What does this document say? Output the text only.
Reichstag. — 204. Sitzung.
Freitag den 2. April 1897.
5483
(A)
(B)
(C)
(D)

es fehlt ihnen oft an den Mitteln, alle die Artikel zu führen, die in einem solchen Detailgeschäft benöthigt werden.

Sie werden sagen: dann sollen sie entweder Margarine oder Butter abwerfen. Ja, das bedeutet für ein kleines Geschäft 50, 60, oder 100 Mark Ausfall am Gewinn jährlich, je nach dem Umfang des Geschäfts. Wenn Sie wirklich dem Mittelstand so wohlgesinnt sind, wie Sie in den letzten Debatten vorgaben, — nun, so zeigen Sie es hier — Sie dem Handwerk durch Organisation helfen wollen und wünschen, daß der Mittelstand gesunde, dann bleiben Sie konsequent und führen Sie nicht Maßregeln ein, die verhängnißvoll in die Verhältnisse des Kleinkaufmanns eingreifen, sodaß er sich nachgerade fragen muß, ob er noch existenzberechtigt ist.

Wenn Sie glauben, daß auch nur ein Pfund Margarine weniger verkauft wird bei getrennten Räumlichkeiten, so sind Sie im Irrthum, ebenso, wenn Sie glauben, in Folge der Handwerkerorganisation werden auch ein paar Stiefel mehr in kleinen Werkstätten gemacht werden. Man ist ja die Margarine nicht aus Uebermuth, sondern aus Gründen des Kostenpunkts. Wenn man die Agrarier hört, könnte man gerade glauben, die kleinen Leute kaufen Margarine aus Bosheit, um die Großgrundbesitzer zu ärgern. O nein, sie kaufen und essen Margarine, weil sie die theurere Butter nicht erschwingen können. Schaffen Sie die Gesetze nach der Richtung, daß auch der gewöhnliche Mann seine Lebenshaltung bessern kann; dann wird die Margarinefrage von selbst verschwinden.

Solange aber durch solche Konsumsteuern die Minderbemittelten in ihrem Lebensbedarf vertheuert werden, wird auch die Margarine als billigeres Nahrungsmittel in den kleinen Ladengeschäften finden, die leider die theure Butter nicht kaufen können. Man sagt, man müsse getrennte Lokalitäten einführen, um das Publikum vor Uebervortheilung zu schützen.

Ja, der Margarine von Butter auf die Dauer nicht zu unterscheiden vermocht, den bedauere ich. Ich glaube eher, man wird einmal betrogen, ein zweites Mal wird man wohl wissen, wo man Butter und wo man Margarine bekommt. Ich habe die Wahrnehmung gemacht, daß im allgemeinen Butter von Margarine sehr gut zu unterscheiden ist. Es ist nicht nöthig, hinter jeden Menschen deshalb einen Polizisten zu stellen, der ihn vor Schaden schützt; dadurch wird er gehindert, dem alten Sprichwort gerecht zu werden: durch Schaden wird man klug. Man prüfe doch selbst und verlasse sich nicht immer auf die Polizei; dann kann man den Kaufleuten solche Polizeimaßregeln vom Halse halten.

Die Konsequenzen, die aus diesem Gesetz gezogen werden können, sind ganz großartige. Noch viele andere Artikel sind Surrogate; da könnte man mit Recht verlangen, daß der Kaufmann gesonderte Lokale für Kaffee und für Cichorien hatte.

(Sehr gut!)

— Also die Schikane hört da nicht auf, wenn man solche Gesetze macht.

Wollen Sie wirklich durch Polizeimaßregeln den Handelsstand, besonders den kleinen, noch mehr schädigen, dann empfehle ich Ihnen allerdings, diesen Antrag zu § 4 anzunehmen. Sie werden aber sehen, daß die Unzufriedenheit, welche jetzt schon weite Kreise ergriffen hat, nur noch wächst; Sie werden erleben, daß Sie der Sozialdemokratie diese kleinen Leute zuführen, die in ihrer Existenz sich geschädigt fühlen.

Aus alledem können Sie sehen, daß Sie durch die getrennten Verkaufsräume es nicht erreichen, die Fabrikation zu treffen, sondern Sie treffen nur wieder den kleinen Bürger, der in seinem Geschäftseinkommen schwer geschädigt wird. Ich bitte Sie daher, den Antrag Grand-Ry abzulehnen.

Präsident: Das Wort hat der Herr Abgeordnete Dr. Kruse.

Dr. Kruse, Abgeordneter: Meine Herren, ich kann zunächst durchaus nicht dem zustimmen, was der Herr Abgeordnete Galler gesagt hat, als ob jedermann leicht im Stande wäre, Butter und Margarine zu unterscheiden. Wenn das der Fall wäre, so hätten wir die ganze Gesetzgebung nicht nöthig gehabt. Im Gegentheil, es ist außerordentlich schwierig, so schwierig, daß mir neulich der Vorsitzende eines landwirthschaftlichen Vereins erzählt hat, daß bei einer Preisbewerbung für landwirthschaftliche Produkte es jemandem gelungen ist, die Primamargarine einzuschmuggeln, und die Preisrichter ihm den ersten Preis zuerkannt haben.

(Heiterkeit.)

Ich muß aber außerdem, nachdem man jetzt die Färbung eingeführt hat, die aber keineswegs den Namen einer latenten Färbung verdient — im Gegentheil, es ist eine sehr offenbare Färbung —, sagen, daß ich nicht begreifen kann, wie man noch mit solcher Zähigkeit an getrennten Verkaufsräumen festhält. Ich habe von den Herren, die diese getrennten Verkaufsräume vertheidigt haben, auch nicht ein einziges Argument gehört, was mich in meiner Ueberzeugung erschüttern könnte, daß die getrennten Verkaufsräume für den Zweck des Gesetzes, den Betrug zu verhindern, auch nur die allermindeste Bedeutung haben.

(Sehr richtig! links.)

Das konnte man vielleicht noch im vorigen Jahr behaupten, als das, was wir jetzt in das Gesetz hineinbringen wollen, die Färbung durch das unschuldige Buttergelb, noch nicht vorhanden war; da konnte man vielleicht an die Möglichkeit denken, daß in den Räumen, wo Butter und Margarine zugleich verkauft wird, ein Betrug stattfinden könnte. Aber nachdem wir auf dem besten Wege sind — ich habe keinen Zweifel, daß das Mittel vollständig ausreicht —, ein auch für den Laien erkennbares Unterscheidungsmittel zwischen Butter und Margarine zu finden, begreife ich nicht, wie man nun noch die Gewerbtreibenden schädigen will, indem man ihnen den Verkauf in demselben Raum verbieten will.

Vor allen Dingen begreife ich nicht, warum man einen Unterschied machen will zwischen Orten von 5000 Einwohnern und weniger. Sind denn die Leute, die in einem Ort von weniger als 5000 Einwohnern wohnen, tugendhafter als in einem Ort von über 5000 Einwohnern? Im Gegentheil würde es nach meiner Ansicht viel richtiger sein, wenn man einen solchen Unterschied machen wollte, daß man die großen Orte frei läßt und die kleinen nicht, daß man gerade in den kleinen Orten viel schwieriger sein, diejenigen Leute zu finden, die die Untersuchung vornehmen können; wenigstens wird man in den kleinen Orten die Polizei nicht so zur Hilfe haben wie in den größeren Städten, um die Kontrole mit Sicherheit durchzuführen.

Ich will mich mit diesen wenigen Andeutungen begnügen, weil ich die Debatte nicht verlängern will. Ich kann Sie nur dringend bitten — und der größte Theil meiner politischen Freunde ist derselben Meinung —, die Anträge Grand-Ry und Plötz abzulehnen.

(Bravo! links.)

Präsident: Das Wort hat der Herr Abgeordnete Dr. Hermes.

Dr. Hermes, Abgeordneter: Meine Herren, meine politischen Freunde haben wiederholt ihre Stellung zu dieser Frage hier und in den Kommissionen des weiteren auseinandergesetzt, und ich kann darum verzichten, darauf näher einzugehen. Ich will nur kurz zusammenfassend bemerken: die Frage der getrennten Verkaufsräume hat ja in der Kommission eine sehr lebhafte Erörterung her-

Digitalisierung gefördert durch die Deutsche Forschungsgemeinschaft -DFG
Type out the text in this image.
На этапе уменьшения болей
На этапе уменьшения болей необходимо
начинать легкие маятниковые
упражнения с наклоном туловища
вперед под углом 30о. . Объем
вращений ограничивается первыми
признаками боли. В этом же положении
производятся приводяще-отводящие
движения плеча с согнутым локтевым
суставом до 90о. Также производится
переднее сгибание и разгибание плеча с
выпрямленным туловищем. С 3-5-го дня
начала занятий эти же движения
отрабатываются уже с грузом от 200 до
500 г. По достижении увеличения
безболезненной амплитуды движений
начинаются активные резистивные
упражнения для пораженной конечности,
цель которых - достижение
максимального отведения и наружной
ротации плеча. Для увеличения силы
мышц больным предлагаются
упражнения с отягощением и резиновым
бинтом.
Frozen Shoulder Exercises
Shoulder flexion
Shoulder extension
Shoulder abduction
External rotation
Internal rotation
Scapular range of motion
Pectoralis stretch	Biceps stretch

- - -

Copy exactly the line containing "Type out the text in this image." and every line after it, ending with the last line of the records above.

• THE RESPONSE:
Type out the text in this image.
На этапе уменьшения болей
На этапе уменьшения болей необходимо
начинать легкие маятниковые
упражнения с наклоном туловища
вперед под углом 30о. . Объем
вращений ограничивается первыми
признаками боли. В этом же положении
производятся приводяще-отводящие
движения плеча с согнутым локтевым
суставом до 90о. Также производится
переднее сгибание и разгибание плеча с
выпрямленным туловищем. С 3-5-го дня
начала занятий эти же движения
отрабатываются уже с грузом от 200 до
500 г. По достижении увеличения
безболезненной амплитуды движений
начинаются активные резистивные
упражнения для пораженной конечности,
цель которых - достижение
максимального отведения и наружной
ротации плеча. Для увеличения силы
мышц больным предлагаются
упражнения с отягощением и резиновым
бинтом.
Frozen Shoulder Exercises
Shoulder flexion
Shoulder extension
Shoulder abduction
External rotation
Internal rotation
Scapular range of motion
Pectoralis stretch	Biceps stretch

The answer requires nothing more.